*INPUT ROWS*.
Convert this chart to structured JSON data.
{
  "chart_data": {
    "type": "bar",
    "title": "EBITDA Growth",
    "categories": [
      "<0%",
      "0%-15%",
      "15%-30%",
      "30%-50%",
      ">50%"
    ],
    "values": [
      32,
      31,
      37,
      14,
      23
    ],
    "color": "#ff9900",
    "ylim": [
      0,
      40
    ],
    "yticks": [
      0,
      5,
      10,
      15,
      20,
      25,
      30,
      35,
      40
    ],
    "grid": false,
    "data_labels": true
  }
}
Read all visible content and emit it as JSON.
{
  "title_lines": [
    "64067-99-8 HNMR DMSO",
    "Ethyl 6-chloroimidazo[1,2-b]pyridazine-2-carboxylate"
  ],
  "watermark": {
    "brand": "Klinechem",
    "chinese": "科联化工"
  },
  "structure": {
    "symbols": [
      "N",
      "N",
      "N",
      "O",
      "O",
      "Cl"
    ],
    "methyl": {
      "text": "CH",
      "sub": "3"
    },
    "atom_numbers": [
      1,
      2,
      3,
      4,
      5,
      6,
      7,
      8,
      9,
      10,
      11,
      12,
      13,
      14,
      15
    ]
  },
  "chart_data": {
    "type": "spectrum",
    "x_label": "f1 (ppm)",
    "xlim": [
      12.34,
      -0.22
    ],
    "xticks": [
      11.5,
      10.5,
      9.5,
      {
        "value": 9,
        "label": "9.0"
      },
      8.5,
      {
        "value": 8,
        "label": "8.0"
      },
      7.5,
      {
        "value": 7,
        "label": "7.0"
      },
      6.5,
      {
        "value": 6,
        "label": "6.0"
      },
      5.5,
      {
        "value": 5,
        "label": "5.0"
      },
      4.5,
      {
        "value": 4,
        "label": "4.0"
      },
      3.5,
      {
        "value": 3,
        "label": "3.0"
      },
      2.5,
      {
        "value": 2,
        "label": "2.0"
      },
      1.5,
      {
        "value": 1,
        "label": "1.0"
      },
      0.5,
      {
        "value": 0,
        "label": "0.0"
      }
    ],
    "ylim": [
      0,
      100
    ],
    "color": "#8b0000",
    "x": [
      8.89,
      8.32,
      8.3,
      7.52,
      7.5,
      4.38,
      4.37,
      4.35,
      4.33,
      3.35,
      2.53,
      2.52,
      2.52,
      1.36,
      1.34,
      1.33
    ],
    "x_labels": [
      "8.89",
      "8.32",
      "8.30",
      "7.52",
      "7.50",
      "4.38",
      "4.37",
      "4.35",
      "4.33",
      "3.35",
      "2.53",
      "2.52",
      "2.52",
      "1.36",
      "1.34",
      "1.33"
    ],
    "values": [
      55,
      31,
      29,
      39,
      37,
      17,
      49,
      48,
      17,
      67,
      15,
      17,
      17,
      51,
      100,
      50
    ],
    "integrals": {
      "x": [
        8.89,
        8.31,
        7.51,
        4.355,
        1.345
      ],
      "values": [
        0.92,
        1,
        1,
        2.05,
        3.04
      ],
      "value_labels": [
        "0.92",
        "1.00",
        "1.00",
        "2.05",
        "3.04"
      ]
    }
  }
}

*GOAL*. Exact copies of all the records are required.

*RESULT OF THIS EXERCISE*.
Convert this chart to structured JSON data.
{
  "chart_data": {
    "type": "bar",
    "title": "EBITDA Growth",
    "categories": [
      "<0%",
      "0%-15%",
      "15%-30%",
      "30%-50%",
      ">50%"
    ],
    "values": [
      32,
      31,
      37,
      14,
      23
    ],
    "color": "#ff9900",
    "ylim": [
      0,
      40
    ],
    "yticks": [
      0,
      5,
      10,
      15,
      20,
      25,
      30,
      35,
      40
    ],
    "grid": false,
    "data_labels": true
  }
}
Read all visible content and emit it as JSON.
{
  "title_lines": [
    "64067-99-8 HNMR DMSO",
    "Ethyl 6-chloroimidazo[1,2-b]pyridazine-2-carboxylate"
  ],
  "watermark": {
    "brand": "Klinechem",
    "chinese": "科联化工"
  },
  "structure": {
    "symbols": [
      "N",
      "N",
      "N",
      "O",
      "O",
      "Cl"
    ],
    "methyl": {
      "text": "CH",
      "sub": "3"
    },
    "atom_numbers": [
      1,
      2,
      3,
      4,
      5,
      6,
      7,
      8,
      9,
      10,
      11,
      12,
      13,
      14,
      15
    ]
  },
  "chart_data": {
    "type": "spectrum",
    "x_label": "f1 (ppm)",
    "xlim": [
      12.34,
      -0.22
    ],
    "xticks": [
      11.5,
      10.5,
      9.5,
      {
        "value": 9,
        "label": "9.0"
      },
      8.5,
      {
        "value": 8,
        "label": "8.0"
      },
      7.5,
      {
        "value": 7,
        "label": "7.0"
      },
      6.5,
      {
        "value": 6,
        "label": "6.0"
      },
      5.5,
      {
        "value": 5,
        "label": "5.0"
      },
      4.5,
      {
        "value": 4,
        "label": "4.0"
      },
      3.5,
      {
        "value": 3,
        "label": "3.0"
      },
      2.5,
      {
        "value": 2,
        "label": "2.0"
      },
      1.5,
      {
        "value": 1,
        "label": "1.0"
      },
      0.5,
      {
        "value": 0,
        "label": "0.0"
      }
    ],
    "ylim": [
      0,
      100
    ],
    "color": "#8b0000",
    "x": [
      8.89,
      8.32,
      8.3,
      7.52,
      7.5,
      4.38,
      4.37,
      4.35,
      4.33,
      3.35,
      2.53,
      2.52,
      2.52,
      1.36,
      1.34,
      1.33
    ],
    "x_labels": [
      "8.89",
      "8.32",
      "8.30",
      "7.52",
      "7.50",
      "4.38",
      "4.37",
      "4.35",
      "4.33",
      "3.35",
      "2.53",
      "2.52",
      "2.52",
      "1.36",
      "1.34",
      "1.33"
    ],
    "values": [
      55,
      31,
      29,
      39,
      37,
      17,
      49,
      48,
      17,
      67,
      15,
      17,
      17,
      51,
      100,
      50
    ],
    "integrals": {
      "x": [
        8.89,
        8.31,
        7.51,
        4.355,
        1.345
      ],
      "values": [
        0.92,
        1,
        1,
        2.05,
        3.04
      ],
      "value_labels": [
        "0.92",
        "1.00",
        "1.00",
        "2.05",
        "3.04"
      ]
    }
  }
}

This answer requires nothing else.